> [Given task] Below is a listing to write out in full, exactly as given, without its pictures.

> [Given records]
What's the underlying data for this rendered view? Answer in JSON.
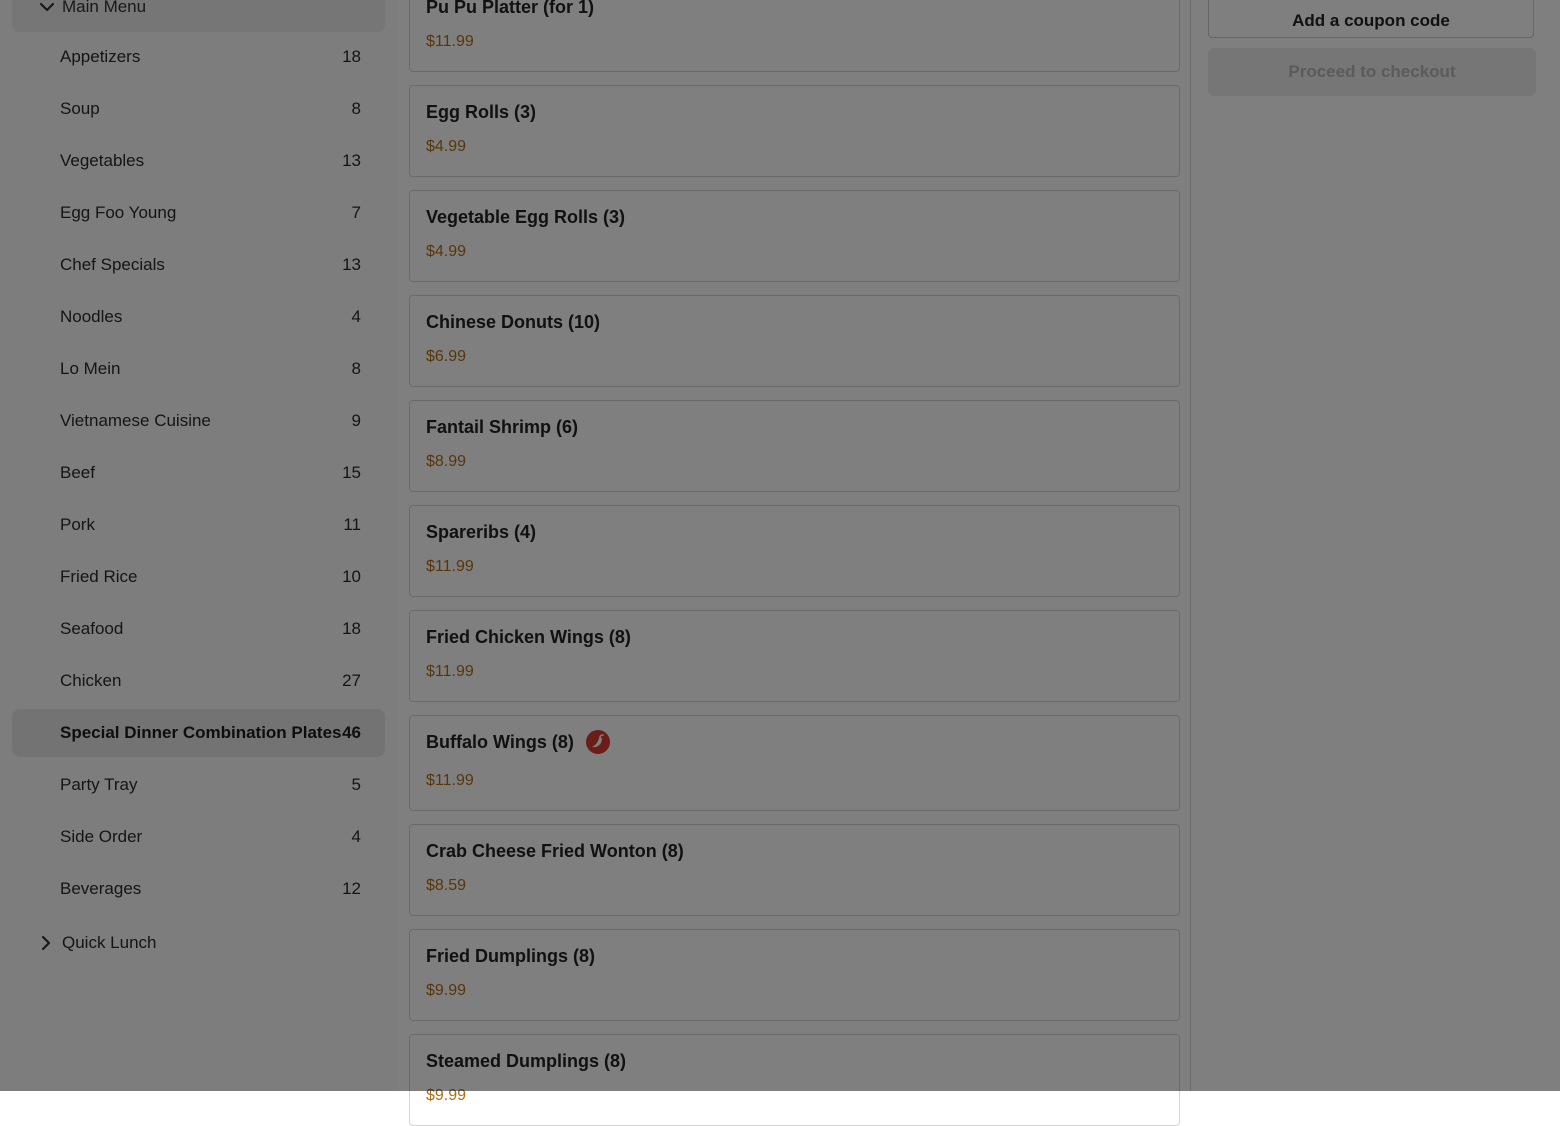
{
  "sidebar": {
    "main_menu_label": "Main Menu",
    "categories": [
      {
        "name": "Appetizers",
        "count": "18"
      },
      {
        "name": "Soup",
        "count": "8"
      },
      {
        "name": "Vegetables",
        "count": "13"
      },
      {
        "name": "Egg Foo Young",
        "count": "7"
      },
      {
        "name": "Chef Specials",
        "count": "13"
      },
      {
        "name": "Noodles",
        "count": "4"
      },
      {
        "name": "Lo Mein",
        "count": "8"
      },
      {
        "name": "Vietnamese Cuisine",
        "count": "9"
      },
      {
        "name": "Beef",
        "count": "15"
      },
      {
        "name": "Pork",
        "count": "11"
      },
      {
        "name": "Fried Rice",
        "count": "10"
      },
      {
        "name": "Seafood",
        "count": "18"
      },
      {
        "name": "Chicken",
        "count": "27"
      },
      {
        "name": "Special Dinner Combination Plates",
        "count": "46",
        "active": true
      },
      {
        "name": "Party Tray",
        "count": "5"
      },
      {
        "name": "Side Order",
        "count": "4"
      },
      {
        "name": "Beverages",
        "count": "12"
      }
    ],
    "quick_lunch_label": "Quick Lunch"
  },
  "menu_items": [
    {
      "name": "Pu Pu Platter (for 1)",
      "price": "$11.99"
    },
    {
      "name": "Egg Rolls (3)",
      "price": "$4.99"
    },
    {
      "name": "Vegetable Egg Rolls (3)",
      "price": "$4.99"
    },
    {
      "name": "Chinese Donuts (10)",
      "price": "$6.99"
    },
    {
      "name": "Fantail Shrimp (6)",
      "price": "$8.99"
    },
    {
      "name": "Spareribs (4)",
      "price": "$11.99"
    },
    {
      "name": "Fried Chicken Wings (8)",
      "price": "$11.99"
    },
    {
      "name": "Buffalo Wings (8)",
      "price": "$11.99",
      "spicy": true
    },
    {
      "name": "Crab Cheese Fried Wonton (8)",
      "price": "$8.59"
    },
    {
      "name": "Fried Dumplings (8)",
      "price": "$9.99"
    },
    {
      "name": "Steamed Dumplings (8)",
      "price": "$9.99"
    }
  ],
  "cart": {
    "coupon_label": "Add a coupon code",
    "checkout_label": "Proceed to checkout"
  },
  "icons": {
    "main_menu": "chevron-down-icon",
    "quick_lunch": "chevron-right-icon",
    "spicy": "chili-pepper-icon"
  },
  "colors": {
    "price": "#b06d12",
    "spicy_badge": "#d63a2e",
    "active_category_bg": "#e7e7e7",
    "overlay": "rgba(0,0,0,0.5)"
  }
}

> [Result for this exercise]
What's the underlying data for this rendered view? Answer in JSON.
{
  "sidebar": {
    "main_menu_label": "Main Menu",
    "categories": [
      {
        "name": "Appetizers",
        "count": "18"
      },
      {
        "name": "Soup",
        "count": "8"
      },
      {
        "name": "Vegetables",
        "count": "13"
      },
      {
        "name": "Egg Foo Young",
        "count": "7"
      },
      {
        "name": "Chef Specials",
        "count": "13"
      },
      {
        "name": "Noodles",
        "count": "4"
      },
      {
        "name": "Lo Mein",
        "count": "8"
      },
      {
        "name": "Vietnamese Cuisine",
        "count": "9"
      },
      {
        "name": "Beef",
        "count": "15"
      },
      {
        "name": "Pork",
        "count": "11"
      },
      {
        "name": "Fried Rice",
        "count": "10"
      },
      {
        "name": "Seafood",
        "count": "18"
      },
      {
        "name": "Chicken",
        "count": "27"
      },
      {
        "name": "Special Dinner Combination Plates",
        "count": "46",
        "active": true
      },
      {
        "name": "Party Tray",
        "count": "5"
      },
      {
        "name": "Side Order",
        "count": "4"
      },
      {
        "name": "Beverages",
        "count": "12"
      }
    ],
    "quick_lunch_label": "Quick Lunch"
  },
  "menu_items": [
    {
      "name": "Pu Pu Platter (for 1)",
      "price": "$11.99"
    },
    {
      "name": "Egg Rolls (3)",
      "price": "$4.99"
    },
    {
      "name": "Vegetable Egg Rolls (3)",
      "price": "$4.99"
    },
    {
      "name": "Chinese Donuts (10)",
      "price": "$6.99"
    },
    {
      "name": "Fantail Shrimp (6)",
      "price": "$8.99"
    },
    {
      "name": "Spareribs (4)",
      "price": "$11.99"
    },
    {
      "name": "Fried Chicken Wings (8)",
      "price": "$11.99"
    },
    {
      "name": "Buffalo Wings (8)",
      "price": "$11.99",
      "spicy": true
    },
    {
      "name": "Crab Cheese Fried Wonton (8)",
      "price": "$8.59"
    },
    {
      "name": "Fried Dumplings (8)",
      "price": "$9.99"
    },
    {
      "name": "Steamed Dumplings (8)",
      "price": "$9.99"
    }
  ],
  "cart": {
    "coupon_label": "Add a coupon code",
    "checkout_label": "Proceed to checkout"
  },
  "icons": {
    "main_menu": "chevron-down-icon",
    "quick_lunch": "chevron-right-icon",
    "spicy": "chili-pepper-icon"
  },
  "colors": {
    "price": "#b06d12",
    "spicy_badge": "#d63a2e",
    "active_category_bg": "#e7e7e7",
    "overlay": "rgba(0,0,0,0.5)"
  }
}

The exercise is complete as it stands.